[THE PROBLEM]:
Word for word, quote all of the material, omitting the pictures.

[DATASET CONTENT]:

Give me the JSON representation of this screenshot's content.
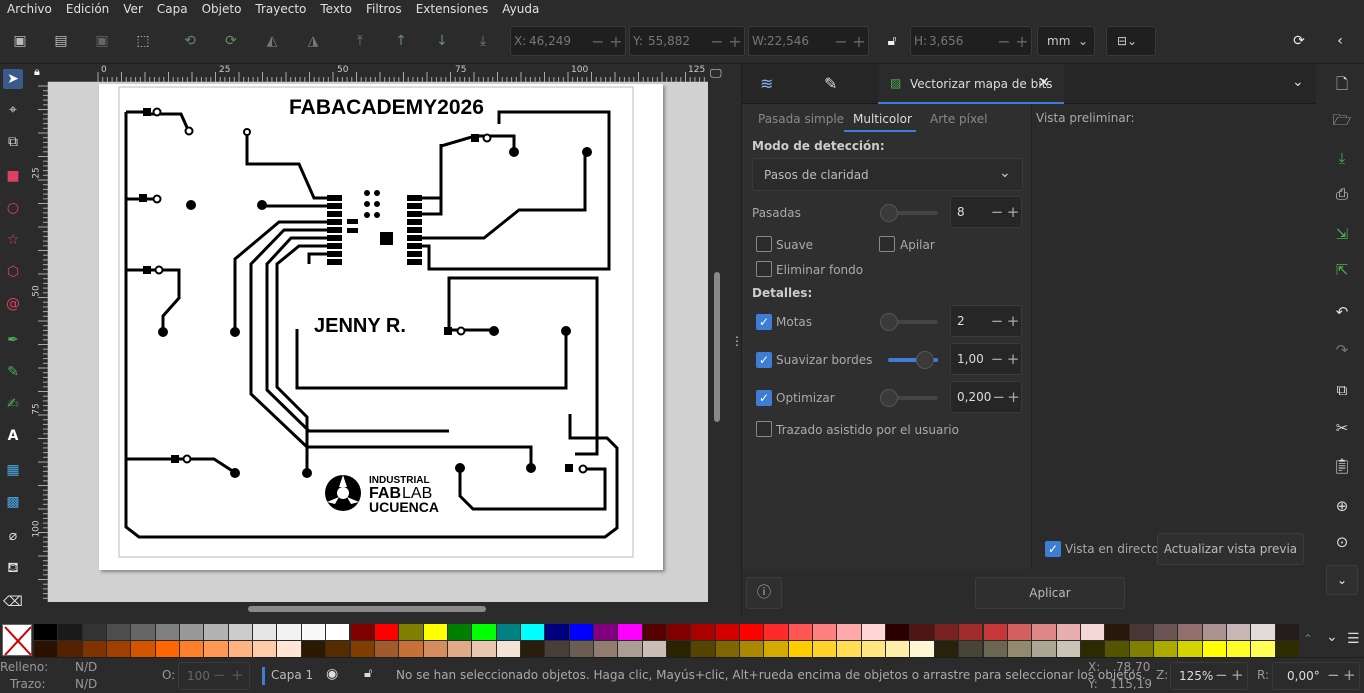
{
  "menu": [
    "Archivo",
    "Edición",
    "Ver",
    "Capa",
    "Objeto",
    "Trayecto",
    "Texto",
    "Filtros",
    "Extensiones",
    "Ayuda"
  ],
  "coords": {
    "x_label": "X:",
    "x_value": "46,249",
    "y_label": "Y:",
    "y_value": "55,882",
    "w_label": "W:",
    "w_value": "22,546",
    "h_label": "H:",
    "h_value": "3,656",
    "unit": "mm"
  },
  "ruler": {
    "h_ticks": [
      "0",
      "25",
      "50",
      "75",
      "100",
      "125"
    ],
    "v_ticks": [
      "25",
      "50",
      "75",
      "100"
    ]
  },
  "design": {
    "title": "FABACADEMY2026",
    "name": "JENNY R.",
    "logo_top": "INDUSTRIAL",
    "logo_mid_bold": "FAB",
    "logo_mid_light": "LAB",
    "logo_bottom": "UCUENCA"
  },
  "dock": {
    "active_tab": "Vectorizar mapa de bits",
    "subtabs": [
      "Pasada simple",
      "Multicolor",
      "Arte píxel"
    ],
    "active_subtab": "Multicolor",
    "detection_label": "Modo de detección:",
    "detection_value": "Pasos de claridad",
    "passes_label": "Pasadas",
    "passes_value": "8",
    "suave": "Suave",
    "apilar": "Apilar",
    "eliminar_fondo": "Eliminar fondo",
    "detalles": "Detalles:",
    "motas": "Motas",
    "motas_value": "2",
    "suavizar": "Suavizar bordes",
    "suavizar_value": "1,00",
    "optimizar": "Optimizar",
    "optimizar_value": "0,200",
    "trazado": "Trazado asistido por el usuario",
    "preview_label": "Vista preliminar:",
    "live_preview": "Vista en directo",
    "update_preview": "Actualizar vista previa",
    "apply": "Aplicar",
    "checked_color": "#3d7dd6"
  },
  "status": {
    "fill_label": "Relleno:",
    "fill_value": "N/D",
    "stroke_label": "Trazo:",
    "stroke_value": "N/D",
    "opacity_label": "O:",
    "opacity_value": "100",
    "layer": "Capa 1",
    "message": "No se han seleccionado objetos. Haga clic, Mayús+clic, Alt+rueda encima de objetos o arrastre para seleccionar los objetos.",
    "x_label": "X:",
    "x_value": "78,70",
    "y_label": "Y:",
    "y_value": "115,19",
    "zoom_label": "Z:",
    "zoom_value": "125%",
    "rot_label": "R:",
    "rot_value": "0,00°"
  },
  "palette_row1": [
    "#000000",
    "#1a1a1a",
    "#333333",
    "#4d4d4d",
    "#666666",
    "#808080",
    "#999999",
    "#b3b3b3",
    "#cccccc",
    "#e6e6e6",
    "#f2f2f2",
    "#f9f9f9",
    "#ffffff",
    "#800000",
    "#ff0000",
    "#808000",
    "#ffff00",
    "#008000",
    "#00ff00",
    "#008080",
    "#00ffff",
    "#000080",
    "#0000ff",
    "#800080",
    "#ff00ff",
    "#550000",
    "#800000",
    "#aa0000",
    "#d40000",
    "#ff0000",
    "#ff2a2a",
    "#ff5555",
    "#ff8080",
    "#ffaaaa",
    "#ffd5d5",
    "#2b0000",
    "#501616",
    "#782121",
    "#a02c2c",
    "#c83737",
    "#d35f5f",
    "#de8787",
    "#e9afaf",
    "#f4d7d7",
    "#28170b",
    "#483737",
    "#6c5353",
    "#916f6f",
    "#ac9393",
    "#c8b7b7",
    "#e3dbdb",
    "#241c1c"
  ],
  "palette_row2": [
    "#2b1100",
    "#552200",
    "#803300",
    "#a04000",
    "#d45500",
    "#ff6600",
    "#ff7f2a",
    "#ff9955",
    "#ffb380",
    "#ffccaa",
    "#ffe6d5",
    "#2b1a00",
    "#552b00",
    "#803f00",
    "#a05a2c",
    "#c87137",
    "#d38d5f",
    "#deaa87",
    "#e9c6af",
    "#f4e3d7",
    "#281e0b",
    "#483e37",
    "#6c5d53",
    "#917c6f",
    "#ac9d93",
    "#c8beb7",
    "#2b2200",
    "#554400",
    "#806600",
    "#aa8800",
    "#d4aa00",
    "#ffcc00",
    "#ffd42a",
    "#ffdd55",
    "#ffe680",
    "#ffeeaa",
    "#fff6d5",
    "#28220b",
    "#484537",
    "#6c6753",
    "#918a6f",
    "#aca793",
    "#c8c4b7",
    "#2b2b00",
    "#555500",
    "#808000",
    "#aaaa00",
    "#d4d400",
    "#ffff00",
    "#ffff2a",
    "#ffff55",
    "#2d2d00"
  ]
}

[TASK SOLUTION]:
Give me the JSON representation of this screenshot's content.
{
  "menu": [
    "Archivo",
    "Edición",
    "Ver",
    "Capa",
    "Objeto",
    "Trayecto",
    "Texto",
    "Filtros",
    "Extensiones",
    "Ayuda"
  ],
  "coords": {
    "x_label": "X:",
    "x_value": "46,249",
    "y_label": "Y:",
    "y_value": "55,882",
    "w_label": "W:",
    "w_value": "22,546",
    "h_label": "H:",
    "h_value": "3,656",
    "unit": "mm"
  },
  "ruler": {
    "h_ticks": [
      "0",
      "25",
      "50",
      "75",
      "100",
      "125"
    ],
    "v_ticks": [
      "25",
      "50",
      "75",
      "100"
    ]
  },
  "design": {
    "title": "FABACADEMY2026",
    "name": "JENNY R.",
    "logo_top": "INDUSTRIAL",
    "logo_mid_bold": "FAB",
    "logo_mid_light": "LAB",
    "logo_bottom": "UCUENCA"
  },
  "dock": {
    "active_tab": "Vectorizar mapa de bits",
    "subtabs": [
      "Pasada simple",
      "Multicolor",
      "Arte píxel"
    ],
    "active_subtab": "Multicolor",
    "detection_label": "Modo de detección:",
    "detection_value": "Pasos de claridad",
    "passes_label": "Pasadas",
    "passes_value": "8",
    "suave": "Suave",
    "apilar": "Apilar",
    "eliminar_fondo": "Eliminar fondo",
    "detalles": "Detalles:",
    "motas": "Motas",
    "motas_value": "2",
    "suavizar": "Suavizar bordes",
    "suavizar_value": "1,00",
    "optimizar": "Optimizar",
    "optimizar_value": "0,200",
    "trazado": "Trazado asistido por el usuario",
    "preview_label": "Vista preliminar:",
    "live_preview": "Vista en directo",
    "update_preview": "Actualizar vista previa",
    "apply": "Aplicar",
    "checked_color": "#3d7dd6"
  },
  "status": {
    "fill_label": "Relleno:",
    "fill_value": "N/D",
    "stroke_label": "Trazo:",
    "stroke_value": "N/D",
    "opacity_label": "O:",
    "opacity_value": "100",
    "layer": "Capa 1",
    "message": "No se han seleccionado objetos. Haga clic, Mayús+clic, Alt+rueda encima de objetos o arrastre para seleccionar los objetos.",
    "x_label": "X:",
    "x_value": "78,70",
    "y_label": "Y:",
    "y_value": "115,19",
    "zoom_label": "Z:",
    "zoom_value": "125%",
    "rot_label": "R:",
    "rot_value": "0,00°"
  },
  "palette_row1": [
    "#000000",
    "#1a1a1a",
    "#333333",
    "#4d4d4d",
    "#666666",
    "#808080",
    "#999999",
    "#b3b3b3",
    "#cccccc",
    "#e6e6e6",
    "#f2f2f2",
    "#f9f9f9",
    "#ffffff",
    "#800000",
    "#ff0000",
    "#808000",
    "#ffff00",
    "#008000",
    "#00ff00",
    "#008080",
    "#00ffff",
    "#000080",
    "#0000ff",
    "#800080",
    "#ff00ff",
    "#550000",
    "#800000",
    "#aa0000",
    "#d40000",
    "#ff0000",
    "#ff2a2a",
    "#ff5555",
    "#ff8080",
    "#ffaaaa",
    "#ffd5d5",
    "#2b0000",
    "#501616",
    "#782121",
    "#a02c2c",
    "#c83737",
    "#d35f5f",
    "#de8787",
    "#e9afaf",
    "#f4d7d7",
    "#28170b",
    "#483737",
    "#6c5353",
    "#916f6f",
    "#ac9393",
    "#c8b7b7",
    "#e3dbdb",
    "#241c1c"
  ],
  "palette_row2": [
    "#2b1100",
    "#552200",
    "#803300",
    "#a04000",
    "#d45500",
    "#ff6600",
    "#ff7f2a",
    "#ff9955",
    "#ffb380",
    "#ffccaa",
    "#ffe6d5",
    "#2b1a00",
    "#552b00",
    "#803f00",
    "#a05a2c",
    "#c87137",
    "#d38d5f",
    "#deaa87",
    "#e9c6af",
    "#f4e3d7",
    "#281e0b",
    "#483e37",
    "#6c5d53",
    "#917c6f",
    "#ac9d93",
    "#c8beb7",
    "#2b2200",
    "#554400",
    "#806600",
    "#aa8800",
    "#d4aa00",
    "#ffcc00",
    "#ffd42a",
    "#ffdd55",
    "#ffe680",
    "#ffeeaa",
    "#fff6d5",
    "#28220b",
    "#484537",
    "#6c6753",
    "#918a6f",
    "#aca793",
    "#c8c4b7",
    "#2b2b00",
    "#555500",
    "#808000",
    "#aaaa00",
    "#d4d400",
    "#ffff00",
    "#ffff2a",
    "#ffff55",
    "#2d2d00"
  ]
}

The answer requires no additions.